* Start *
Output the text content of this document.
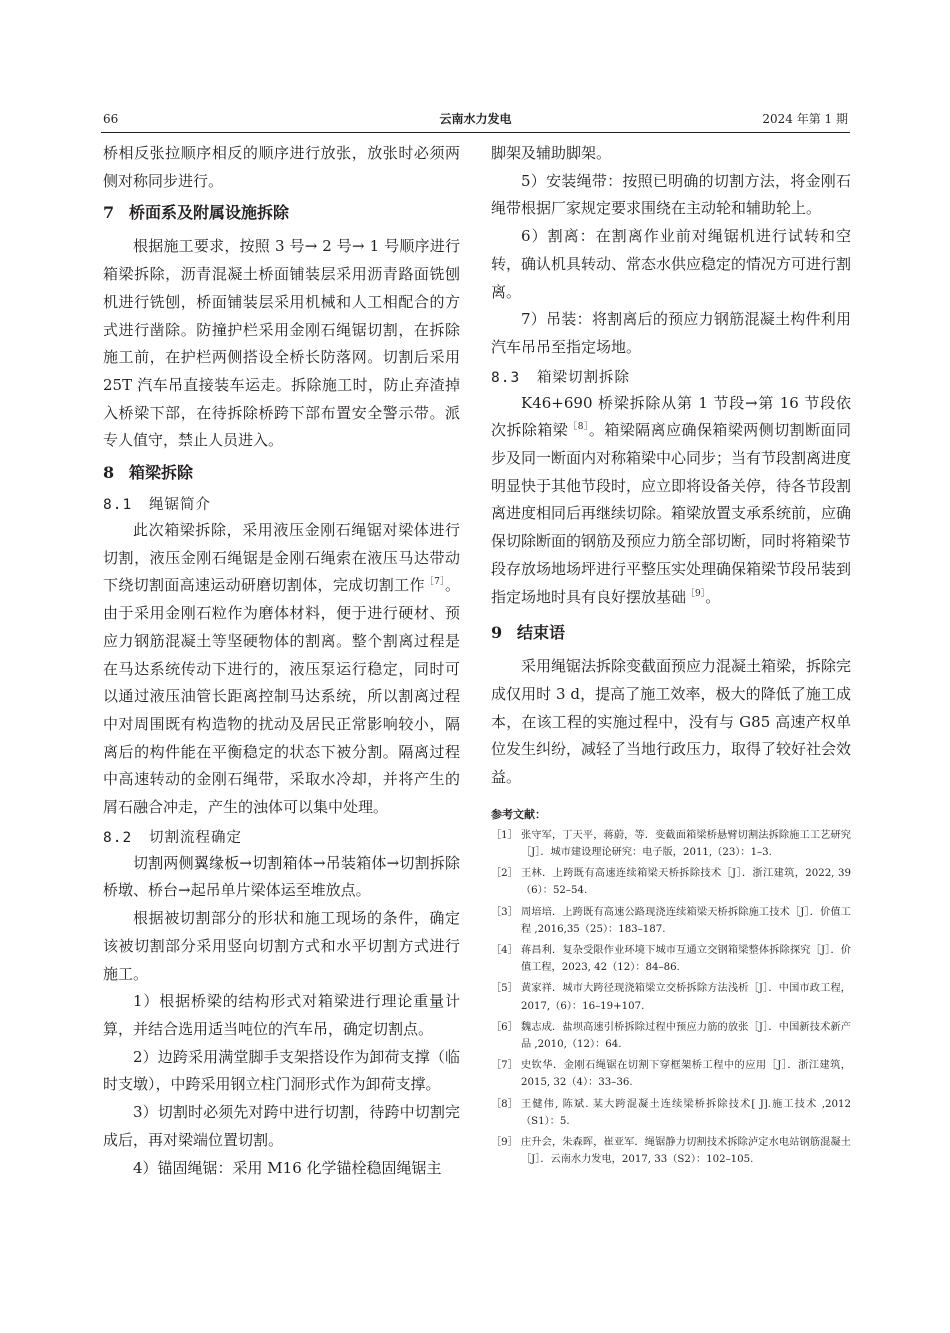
66	云南水力发电	2024 年第 1 期

桥相反张拉顺序相反的顺序进行放张，放张时必须两侧对称同步进行。

7 桥面系及附属设施拆除

根据施工要求，按照 3 号→ 2 号→ 1 号顺序进行箱梁拆除，沥青混凝土桥面铺装层采用沥青路面铣刨机进行铣刨，桥面铺装层采用机械和人工相配合的方式进行凿除。防撞护栏采用金刚石绳锯切割，在拆除施工前，在护栏两侧搭设全桥长防落网。切割后采用 25T 汽车吊直接装车运走。拆除施工时，防止弃渣掉入桥梁下部，在待拆除桥跨下部布置安全警示带。派专人值守，禁止人员进入。

8 箱梁拆除
8.1 绳锯简介

此次箱梁拆除，采用液压金刚石绳锯对梁体进行切割，液压金刚石绳锯是金刚石绳索在液压马达带动下绕切割面高速运动研磨切割体，完成切割工作$^{[7]}$。由于采用金刚石粒作为磨体材料，便于进行硬材、预应力钢筋混凝土等坚硬物体的割离。整个割离过程是在马达系统传动下进行的，液压泵运行稳定，同时可以通过液压油管长距离控制马达系统，所以割离过程中对周围既有构造物的扰动及居民正常影响较小，隔离后的构件能在平衡稳定的状态下被分割。隔离过程中高速转动的金刚石绳带，采取水冷却，并将产生的屑石融合冲走，产生的浊体可以集中处理。

8.2 切割流程确定

切割两侧翼缘板→切割箱体→吊装箱体→切割拆除桥墩、桥台→起吊单片梁体运至堆放点。

根据被切割部分的形状和施工现场的条件，确定该被切割部分采用竖向切割方式和水平切割方式进行施工。

1）根据桥梁的结构形式对箱梁进行理论重量计算，并结合选用适当吨位的汽车吊，确定切割点。

2）边跨采用满堂脚手支架搭设作为卸荷支撑（临时支墩），中跨采用钢立柱门洞形式作为卸荷支撑。

3）切割时必须先对跨中进行切割，待跨中切割完成后，再对梁端位置切割。

4）锚固绳锯：采用 M16 化学锚栓稳固绳锯主

脚架及辅助脚架。

5）安装绳带：按照已明确的切割方法，将金刚石绳带根据厂家规定要求围绕在主动轮和辅助轮上。

6）割离：在割离作业前对绳锯机进行试转和空转，确认机具转动、常态水供应稳定的情况方可进行割离。

7）吊装：将割离后的预应力钢筋混凝土构件利用汽车吊吊至指定场地。

8.3 箱梁切割拆除

K46+690 桥梁拆除从第 1 节段→第 16 节段依次拆除箱梁$^{[8]}$。箱梁隔离应确保箱梁两侧切割断面同步及同一断面内对称箱梁中心同步；当有节段割离进度明显快于其他节段时，应立即将设备关停，待各节段割离进度相同后再继续切除。箱梁放置支承系统前，应确保切除断面的钢筋及预应力筋全部切断，同时将箱梁节段存放场地场坪进行平整压实处理确保箱梁节段吊装到指定场地时具有良好摆放基础$^{[9]}$。

9 结束语

采用绳锯法拆除变截面预应力混凝土箱梁，拆除完成仅用时 3 d，提高了施工效率，极大的降低了施工成本，在该工程的实施过程中，没有与 G85 高速产权单位发生纠纷，减轻了当地行政压力，取得了较好社会效益。

参考文献：
［1］ 张守军，丁天平，蒋蔚，等．变截面箱梁桥悬臂切割法拆除施工工艺研究［J］．城市建设理论研究：电子版，2011,（23）：1–3.
［2］ 王林．上跨既有高速连续箱梁天桥拆除技术［J］．浙江建筑，2022, 39（6）：52–54.
［3］ 周培培．上跨既有高速公路现浇连续箱梁天桥拆除施工技术［J］．价值工程 ,2016,35（25）：183–187.
［4］ 蒋昌利．复杂受限作业环境下城市互通立交钢箱梁整体拆除探究［J］．价值工程，2023, 42（12）：84–86.
［5］ 黄家祥．城市大跨径现浇箱梁立交桥拆除方法浅析［J］．中国市政工程，2017,（6）：16–19+107.
［6］ 魏志成．盐坝高速引桥拆除过程中预应力筋的放张［J］．中国新技术新产品 ,2010,（12）：64.
［7］ 史钦华．金刚石绳锯在切割下穿框架桥工程中的应用［J］．浙江建筑，2015, 32（4）：33–36.
［8］ 王健伟, 陈斌. 某大跨混凝土连续梁桥拆除技术[ J].施工技术 ,2012（S1）：5.
［9］ 庄升会，朱森晖，崔亚军．绳锯静力切割技术拆除泸定水电站钢筋混凝土［J］．云南水力发电，2017, 33（S2）：102–105.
* End *
» **Task**: Output the records above exactly; leave out the pictures.

» **Solved exercise**:
Output the text content of this document.
66	云南水力发电	2024 年第 1 期

桥相反张拉顺序相反的顺序进行放张，放张时必须两侧对称同步进行。

7 桥面系及附属设施拆除

根据施工要求，按照 3 号→ 2 号→ 1 号顺序进行箱梁拆除，沥青混凝土桥面铺装层采用沥青路面铣刨机进行铣刨，桥面铺装层采用机械和人工相配合的方式进行凿除。防撞护栏采用金刚石绳锯切割，在拆除施工前，在护栏两侧搭设全桥长防落网。切割后采用 25T 汽车吊直接装车运走。拆除施工时，防止弃渣掉入桥梁下部，在待拆除桥跨下部布置安全警示带。派专人值守，禁止人员进入。

8 箱梁拆除
8.1 绳锯简介

此次箱梁拆除，采用液压金刚石绳锯对梁体进行切割，液压金刚石绳锯是金刚石绳索在液压马达带动下绕切割面高速运动研磨切割体，完成切割工作$^{[7]}$。由于采用金刚石粒作为磨体材料，便于进行硬材、预应力钢筋混凝土等坚硬物体的割离。整个割离过程是在马达系统传动下进行的，液压泵运行稳定，同时可以通过液压油管长距离控制马达系统，所以割离过程中对周围既有构造物的扰动及居民正常影响较小，隔离后的构件能在平衡稳定的状态下被分割。隔离过程中高速转动的金刚石绳带，采取水冷却，并将产生的屑石融合冲走，产生的浊体可以集中处理。

8.2 切割流程确定

切割两侧翼缘板→切割箱体→吊装箱体→切割拆除桥墩、桥台→起吊单片梁体运至堆放点。

根据被切割部分的形状和施工现场的条件，确定该被切割部分采用竖向切割方式和水平切割方式进行施工。

1）根据桥梁的结构形式对箱梁进行理论重量计算，并结合选用适当吨位的汽车吊，确定切割点。

2）边跨采用满堂脚手支架搭设作为卸荷支撑（临时支墩），中跨采用钢立柱门洞形式作为卸荷支撑。

3）切割时必须先对跨中进行切割，待跨中切割完成后，再对梁端位置切割。

4）锚固绳锯：采用 M16 化学锚栓稳固绳锯主

脚架及辅助脚架。

5）安装绳带：按照已明确的切割方法，将金刚石绳带根据厂家规定要求围绕在主动轮和辅助轮上。

6）割离：在割离作业前对绳锯机进行试转和空转，确认机具转动、常态水供应稳定的情况方可进行割离。

7）吊装：将割离后的预应力钢筋混凝土构件利用汽车吊吊至指定场地。

8.3 箱梁切割拆除

K46+690 桥梁拆除从第 1 节段→第 16 节段依次拆除箱梁$^{[8]}$。箱梁隔离应确保箱梁两侧切割断面同步及同一断面内对称箱梁中心同步；当有节段割离进度明显快于其他节段时，应立即将设备关停，待各节段割离进度相同后再继续切除。箱梁放置支承系统前，应确保切除断面的钢筋及预应力筋全部切断，同时将箱梁节段存放场地场坪进行平整压实处理确保箱梁节段吊装到指定场地时具有良好摆放基础$^{[9]}$。

9 结束语

采用绳锯法拆除变截面预应力混凝土箱梁，拆除完成仅用时 3 d，提高了施工效率，极大的降低了施工成本，在该工程的实施过程中，没有与 G85 高速产权单位发生纠纷，减轻了当地行政压力，取得了较好社会效益。

参考文献：
［1］ 张守军，丁天平，蒋蔚，等．变截面箱梁桥悬臂切割法拆除施工工艺研究［J］．城市建设理论研究：电子版，2011,（23）：1–3.
［2］ 王林．上跨既有高速连续箱梁天桥拆除技术［J］．浙江建筑，2022, 39（6）：52–54.
［3］ 周培培．上跨既有高速公路现浇连续箱梁天桥拆除施工技术［J］．价值工程 ,2016,35（25）：183–187.
［4］ 蒋昌利．复杂受限作业环境下城市互通立交钢箱梁整体拆除探究［J］．价值工程，2023, 42（12）：84–86.
［5］ 黄家祥．城市大跨径现浇箱梁立交桥拆除方法浅析［J］．中国市政工程，2017,（6）：16–19+107.
［6］ 魏志成．盐坝高速引桥拆除过程中预应力筋的放张［J］．中国新技术新产品 ,2010,（12）：64.
［7］ 史钦华．金刚石绳锯在切割下穿框架桥工程中的应用［J］．浙江建筑，2015, 32（4）：33–36.
［8］ 王健伟, 陈斌. 某大跨混凝土连续梁桥拆除技术[ J].施工技术 ,2012（S1）：5.
［9］ 庄升会，朱森晖，崔亚军．绳锯静力切割技术拆除泸定水电站钢筋混凝土［J］．云南水力发电，2017, 33（S2）：102–105.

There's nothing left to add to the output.